◆ PROMPT
Search the records that follow and extract every line containing the string "bien".

-------- GIVEN ENTRIES

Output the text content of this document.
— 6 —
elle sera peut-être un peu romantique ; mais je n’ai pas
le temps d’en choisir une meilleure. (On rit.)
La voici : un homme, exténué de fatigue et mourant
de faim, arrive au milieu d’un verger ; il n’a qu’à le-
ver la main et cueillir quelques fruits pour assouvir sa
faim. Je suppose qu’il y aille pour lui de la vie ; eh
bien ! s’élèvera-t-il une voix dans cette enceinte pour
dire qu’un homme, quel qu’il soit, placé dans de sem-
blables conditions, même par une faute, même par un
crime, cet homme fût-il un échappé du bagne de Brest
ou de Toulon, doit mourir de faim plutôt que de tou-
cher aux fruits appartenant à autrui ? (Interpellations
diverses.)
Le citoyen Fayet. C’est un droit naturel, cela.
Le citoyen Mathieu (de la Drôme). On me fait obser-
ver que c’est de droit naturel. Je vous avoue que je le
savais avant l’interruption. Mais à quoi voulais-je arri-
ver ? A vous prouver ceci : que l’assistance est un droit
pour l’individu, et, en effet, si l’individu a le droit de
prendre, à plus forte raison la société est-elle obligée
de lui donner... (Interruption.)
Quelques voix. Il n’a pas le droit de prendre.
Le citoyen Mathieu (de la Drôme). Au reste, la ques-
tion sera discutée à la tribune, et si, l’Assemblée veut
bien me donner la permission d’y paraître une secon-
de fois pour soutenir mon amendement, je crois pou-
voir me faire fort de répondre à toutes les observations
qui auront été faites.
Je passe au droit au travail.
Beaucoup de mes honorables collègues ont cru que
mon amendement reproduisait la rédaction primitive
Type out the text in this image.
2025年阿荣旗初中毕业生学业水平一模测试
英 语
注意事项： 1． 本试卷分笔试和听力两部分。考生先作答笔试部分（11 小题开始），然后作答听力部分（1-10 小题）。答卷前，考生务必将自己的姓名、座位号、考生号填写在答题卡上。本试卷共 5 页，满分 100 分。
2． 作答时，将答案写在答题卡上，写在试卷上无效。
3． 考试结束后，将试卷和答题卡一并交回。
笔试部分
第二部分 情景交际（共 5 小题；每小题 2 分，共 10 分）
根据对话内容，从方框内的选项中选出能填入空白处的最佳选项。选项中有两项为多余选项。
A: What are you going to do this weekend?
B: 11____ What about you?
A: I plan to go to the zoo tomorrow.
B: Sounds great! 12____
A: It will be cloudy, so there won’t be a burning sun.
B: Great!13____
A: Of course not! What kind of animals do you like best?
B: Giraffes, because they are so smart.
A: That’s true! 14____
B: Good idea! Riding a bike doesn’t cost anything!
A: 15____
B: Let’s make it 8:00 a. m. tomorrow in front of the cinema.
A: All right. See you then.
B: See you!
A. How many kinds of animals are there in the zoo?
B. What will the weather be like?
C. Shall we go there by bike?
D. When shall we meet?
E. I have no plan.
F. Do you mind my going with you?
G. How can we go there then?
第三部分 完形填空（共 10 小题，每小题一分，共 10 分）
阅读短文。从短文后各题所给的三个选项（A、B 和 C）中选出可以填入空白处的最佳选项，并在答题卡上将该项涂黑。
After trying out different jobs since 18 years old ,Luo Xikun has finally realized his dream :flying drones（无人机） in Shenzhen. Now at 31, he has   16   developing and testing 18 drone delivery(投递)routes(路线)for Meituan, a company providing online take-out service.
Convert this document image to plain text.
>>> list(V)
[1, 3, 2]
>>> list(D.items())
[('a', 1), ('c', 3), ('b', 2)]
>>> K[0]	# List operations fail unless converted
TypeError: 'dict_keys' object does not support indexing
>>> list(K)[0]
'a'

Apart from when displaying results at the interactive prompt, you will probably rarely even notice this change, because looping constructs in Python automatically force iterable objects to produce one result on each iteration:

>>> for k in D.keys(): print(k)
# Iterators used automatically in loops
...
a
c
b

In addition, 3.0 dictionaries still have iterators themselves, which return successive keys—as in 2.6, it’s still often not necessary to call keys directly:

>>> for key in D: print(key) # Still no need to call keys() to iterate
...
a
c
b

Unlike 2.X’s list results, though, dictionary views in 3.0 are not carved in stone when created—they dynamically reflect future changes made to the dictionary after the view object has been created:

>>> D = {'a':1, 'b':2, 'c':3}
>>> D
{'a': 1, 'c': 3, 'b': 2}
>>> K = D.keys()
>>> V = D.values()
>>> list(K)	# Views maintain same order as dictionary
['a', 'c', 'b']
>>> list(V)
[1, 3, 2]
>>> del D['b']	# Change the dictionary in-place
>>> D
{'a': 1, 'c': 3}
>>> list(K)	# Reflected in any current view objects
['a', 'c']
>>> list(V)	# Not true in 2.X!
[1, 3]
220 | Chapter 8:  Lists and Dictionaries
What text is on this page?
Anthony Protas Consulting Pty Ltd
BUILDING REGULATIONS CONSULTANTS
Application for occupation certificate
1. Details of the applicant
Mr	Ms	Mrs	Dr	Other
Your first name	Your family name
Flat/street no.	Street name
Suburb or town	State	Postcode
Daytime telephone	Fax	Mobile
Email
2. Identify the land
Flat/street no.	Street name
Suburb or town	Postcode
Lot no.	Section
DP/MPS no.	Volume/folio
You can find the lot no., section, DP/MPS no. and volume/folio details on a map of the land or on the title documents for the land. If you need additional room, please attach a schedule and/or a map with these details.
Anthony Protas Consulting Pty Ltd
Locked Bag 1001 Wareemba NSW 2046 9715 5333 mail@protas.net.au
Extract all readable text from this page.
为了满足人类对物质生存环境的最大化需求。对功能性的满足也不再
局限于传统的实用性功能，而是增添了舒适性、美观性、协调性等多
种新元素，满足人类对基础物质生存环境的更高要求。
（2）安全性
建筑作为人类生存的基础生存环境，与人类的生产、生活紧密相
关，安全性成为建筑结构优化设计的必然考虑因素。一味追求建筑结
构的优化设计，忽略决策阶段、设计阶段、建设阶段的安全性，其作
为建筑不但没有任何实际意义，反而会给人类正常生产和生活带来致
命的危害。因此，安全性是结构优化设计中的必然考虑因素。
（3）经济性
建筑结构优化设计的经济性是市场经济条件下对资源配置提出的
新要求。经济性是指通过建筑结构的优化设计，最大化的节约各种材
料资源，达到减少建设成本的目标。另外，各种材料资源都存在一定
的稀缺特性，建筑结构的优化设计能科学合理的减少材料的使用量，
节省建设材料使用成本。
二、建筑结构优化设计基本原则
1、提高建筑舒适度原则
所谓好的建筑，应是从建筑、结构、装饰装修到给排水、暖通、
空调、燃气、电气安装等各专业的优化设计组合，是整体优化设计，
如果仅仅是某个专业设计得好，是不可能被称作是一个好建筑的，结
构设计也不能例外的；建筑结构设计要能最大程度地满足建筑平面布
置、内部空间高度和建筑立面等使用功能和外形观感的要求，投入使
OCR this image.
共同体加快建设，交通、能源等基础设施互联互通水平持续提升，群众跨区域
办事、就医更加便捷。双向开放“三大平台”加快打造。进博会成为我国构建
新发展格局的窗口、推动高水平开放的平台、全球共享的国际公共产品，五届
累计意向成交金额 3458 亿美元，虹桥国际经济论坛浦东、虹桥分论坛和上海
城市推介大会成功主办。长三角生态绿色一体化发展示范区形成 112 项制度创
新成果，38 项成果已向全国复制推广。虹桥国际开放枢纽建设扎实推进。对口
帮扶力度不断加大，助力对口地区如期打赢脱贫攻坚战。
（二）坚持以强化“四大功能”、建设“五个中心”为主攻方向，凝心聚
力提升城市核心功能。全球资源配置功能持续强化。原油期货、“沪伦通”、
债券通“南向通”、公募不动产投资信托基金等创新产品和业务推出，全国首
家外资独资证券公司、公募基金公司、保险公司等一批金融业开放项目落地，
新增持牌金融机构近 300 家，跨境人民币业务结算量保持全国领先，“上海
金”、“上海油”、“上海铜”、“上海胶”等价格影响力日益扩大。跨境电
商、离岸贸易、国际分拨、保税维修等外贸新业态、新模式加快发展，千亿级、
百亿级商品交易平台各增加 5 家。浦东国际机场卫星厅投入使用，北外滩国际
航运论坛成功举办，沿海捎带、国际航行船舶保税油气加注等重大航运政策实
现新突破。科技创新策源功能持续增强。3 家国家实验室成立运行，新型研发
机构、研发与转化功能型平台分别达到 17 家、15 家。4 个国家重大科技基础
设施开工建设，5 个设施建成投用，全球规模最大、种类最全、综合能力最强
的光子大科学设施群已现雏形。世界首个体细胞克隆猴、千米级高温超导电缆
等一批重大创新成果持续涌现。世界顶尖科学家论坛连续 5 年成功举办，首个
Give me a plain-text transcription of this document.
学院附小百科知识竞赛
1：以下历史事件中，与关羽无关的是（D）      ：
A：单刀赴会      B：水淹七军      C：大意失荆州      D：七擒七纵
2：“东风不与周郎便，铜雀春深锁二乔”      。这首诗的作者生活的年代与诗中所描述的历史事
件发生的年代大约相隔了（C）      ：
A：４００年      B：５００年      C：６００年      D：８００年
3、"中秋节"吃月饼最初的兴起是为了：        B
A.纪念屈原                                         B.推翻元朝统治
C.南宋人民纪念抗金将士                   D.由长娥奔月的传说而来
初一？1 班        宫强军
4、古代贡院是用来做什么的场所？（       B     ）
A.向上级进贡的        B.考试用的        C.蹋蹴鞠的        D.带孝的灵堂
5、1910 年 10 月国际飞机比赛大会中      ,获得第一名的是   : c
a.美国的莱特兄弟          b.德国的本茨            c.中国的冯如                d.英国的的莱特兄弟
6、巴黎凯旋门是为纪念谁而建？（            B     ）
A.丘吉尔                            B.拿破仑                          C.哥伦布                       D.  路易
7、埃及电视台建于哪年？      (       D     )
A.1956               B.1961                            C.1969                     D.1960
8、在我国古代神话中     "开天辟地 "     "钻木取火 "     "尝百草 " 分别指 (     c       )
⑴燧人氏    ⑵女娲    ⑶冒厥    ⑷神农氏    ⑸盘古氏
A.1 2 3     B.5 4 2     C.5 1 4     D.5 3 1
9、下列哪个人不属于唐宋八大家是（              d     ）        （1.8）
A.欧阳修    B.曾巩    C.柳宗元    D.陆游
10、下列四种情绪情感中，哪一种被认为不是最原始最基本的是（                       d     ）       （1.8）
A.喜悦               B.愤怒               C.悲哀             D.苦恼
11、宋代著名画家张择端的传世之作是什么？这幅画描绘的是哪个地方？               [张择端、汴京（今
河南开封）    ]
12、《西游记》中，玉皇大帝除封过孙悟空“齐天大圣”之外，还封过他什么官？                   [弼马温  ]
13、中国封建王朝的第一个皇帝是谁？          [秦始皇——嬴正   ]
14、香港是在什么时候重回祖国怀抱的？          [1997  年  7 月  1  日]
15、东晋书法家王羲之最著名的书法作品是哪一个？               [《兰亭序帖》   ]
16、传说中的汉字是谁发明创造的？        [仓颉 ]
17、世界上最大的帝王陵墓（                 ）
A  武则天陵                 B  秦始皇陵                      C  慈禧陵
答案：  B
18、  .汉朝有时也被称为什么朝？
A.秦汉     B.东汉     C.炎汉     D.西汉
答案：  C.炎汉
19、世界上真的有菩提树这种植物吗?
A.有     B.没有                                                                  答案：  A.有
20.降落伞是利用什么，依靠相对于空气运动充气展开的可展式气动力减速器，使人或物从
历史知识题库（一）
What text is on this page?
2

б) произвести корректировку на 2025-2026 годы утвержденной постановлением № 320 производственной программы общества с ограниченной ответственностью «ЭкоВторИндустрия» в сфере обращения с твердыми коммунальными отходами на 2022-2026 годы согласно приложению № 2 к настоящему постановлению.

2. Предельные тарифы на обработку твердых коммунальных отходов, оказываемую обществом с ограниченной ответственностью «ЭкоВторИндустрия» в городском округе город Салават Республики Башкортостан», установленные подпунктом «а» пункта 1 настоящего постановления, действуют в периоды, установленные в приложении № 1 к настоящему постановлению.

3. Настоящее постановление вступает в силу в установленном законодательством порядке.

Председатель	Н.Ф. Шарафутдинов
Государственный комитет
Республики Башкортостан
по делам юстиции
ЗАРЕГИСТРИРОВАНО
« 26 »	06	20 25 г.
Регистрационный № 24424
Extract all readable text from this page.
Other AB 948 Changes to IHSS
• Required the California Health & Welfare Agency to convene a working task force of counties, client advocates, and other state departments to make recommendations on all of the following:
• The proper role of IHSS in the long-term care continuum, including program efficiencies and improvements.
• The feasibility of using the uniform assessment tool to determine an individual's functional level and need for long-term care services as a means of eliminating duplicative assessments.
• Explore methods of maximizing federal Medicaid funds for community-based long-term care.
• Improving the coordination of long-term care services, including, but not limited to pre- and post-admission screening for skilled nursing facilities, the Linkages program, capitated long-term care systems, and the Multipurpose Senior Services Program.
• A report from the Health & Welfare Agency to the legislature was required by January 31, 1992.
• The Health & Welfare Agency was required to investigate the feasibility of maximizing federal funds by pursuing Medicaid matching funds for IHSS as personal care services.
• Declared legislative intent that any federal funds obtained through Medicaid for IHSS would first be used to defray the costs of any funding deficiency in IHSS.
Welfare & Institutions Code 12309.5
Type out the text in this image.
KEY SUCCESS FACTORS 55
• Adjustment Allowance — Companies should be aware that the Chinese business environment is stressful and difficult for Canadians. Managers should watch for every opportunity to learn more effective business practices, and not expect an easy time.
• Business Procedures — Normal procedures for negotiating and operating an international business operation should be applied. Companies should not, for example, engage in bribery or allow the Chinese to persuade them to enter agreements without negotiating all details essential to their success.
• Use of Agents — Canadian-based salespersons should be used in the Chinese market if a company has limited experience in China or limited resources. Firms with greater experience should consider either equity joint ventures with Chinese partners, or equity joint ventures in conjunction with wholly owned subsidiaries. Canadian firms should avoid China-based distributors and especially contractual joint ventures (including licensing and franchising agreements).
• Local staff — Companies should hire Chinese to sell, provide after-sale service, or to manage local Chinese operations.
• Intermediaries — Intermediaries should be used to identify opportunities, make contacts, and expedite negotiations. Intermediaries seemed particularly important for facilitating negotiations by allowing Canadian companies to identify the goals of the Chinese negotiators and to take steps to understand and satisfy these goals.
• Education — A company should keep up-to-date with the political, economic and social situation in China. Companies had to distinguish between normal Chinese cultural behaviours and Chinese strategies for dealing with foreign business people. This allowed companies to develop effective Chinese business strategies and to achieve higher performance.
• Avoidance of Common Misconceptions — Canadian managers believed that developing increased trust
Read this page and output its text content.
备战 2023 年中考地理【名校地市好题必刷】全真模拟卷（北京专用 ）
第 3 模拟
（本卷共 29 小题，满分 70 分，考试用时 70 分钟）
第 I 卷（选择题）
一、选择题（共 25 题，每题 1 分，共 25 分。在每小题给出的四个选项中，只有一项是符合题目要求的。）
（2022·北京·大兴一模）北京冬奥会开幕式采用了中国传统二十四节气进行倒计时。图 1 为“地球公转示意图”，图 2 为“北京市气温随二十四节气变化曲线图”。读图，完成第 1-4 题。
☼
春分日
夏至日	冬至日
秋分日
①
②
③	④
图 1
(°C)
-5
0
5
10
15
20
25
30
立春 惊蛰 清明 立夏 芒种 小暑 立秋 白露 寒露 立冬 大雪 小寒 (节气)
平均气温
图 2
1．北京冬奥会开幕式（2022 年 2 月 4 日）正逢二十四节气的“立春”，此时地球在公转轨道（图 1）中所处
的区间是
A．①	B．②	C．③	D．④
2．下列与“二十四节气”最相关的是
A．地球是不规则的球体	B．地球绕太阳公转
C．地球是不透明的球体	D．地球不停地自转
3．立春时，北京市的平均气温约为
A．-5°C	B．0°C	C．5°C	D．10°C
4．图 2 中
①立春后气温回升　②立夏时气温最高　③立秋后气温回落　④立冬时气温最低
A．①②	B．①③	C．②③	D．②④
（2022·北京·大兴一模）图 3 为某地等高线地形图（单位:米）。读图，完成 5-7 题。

----------------

◆ THE ANSWER
bien ! s’élèvera-t-il une voix dans cette enceinte pour
bien me donner la permission d’y paraître une secon-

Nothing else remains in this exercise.